START DATA TO PROCESS

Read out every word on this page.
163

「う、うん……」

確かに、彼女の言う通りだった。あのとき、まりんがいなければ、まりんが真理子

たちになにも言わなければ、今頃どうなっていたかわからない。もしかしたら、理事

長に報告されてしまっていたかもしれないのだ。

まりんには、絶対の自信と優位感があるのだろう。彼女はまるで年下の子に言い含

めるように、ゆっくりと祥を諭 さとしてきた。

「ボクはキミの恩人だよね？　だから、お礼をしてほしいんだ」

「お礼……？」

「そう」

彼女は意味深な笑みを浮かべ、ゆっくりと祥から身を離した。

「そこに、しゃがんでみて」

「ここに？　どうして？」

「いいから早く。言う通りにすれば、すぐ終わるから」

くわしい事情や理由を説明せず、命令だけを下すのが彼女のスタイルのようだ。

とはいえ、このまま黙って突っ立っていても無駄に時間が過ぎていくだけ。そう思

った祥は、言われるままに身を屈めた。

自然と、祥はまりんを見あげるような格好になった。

END DATA TO PROCESS

(INSTRUCTIONS FOR THE TASK)
Reproduce every entry shown above, precisely as it stands.

(ANSWER FOR THIS EXERCISE)
Read out every word on this page.
163

「う、うん……」

確かに、彼女の言う通りだった。あのとき、まりんがいなければ、まりんが真理子

たちになにも言わなければ、今頃どうなっていたかわからない。もしかしたら、理事

長に報告されてしまっていたかもしれないのだ。

まりんには、絶対の自信と優位感があるのだろう。彼女はまるで年下の子に言い含

めるように、ゆっくりと祥を諭 さとしてきた。

「ボクはキミの恩人だよね？　だから、お礼をしてほしいんだ」

「お礼……？」

「そう」

彼女は意味深な笑みを浮かべ、ゆっくりと祥から身を離した。

「そこに、しゃがんでみて」

「ここに？　どうして？」

「いいから早く。言う通りにすれば、すぐ終わるから」

くわしい事情や理由を説明せず、命令だけを下すのが彼女のスタイルのようだ。

とはいえ、このまま黙って突っ立っていても無駄に時間が過ぎていくだけ。そう思

った祥は、言われるままに身を屈めた。

自然と、祥はまりんを見あげるような格好になった。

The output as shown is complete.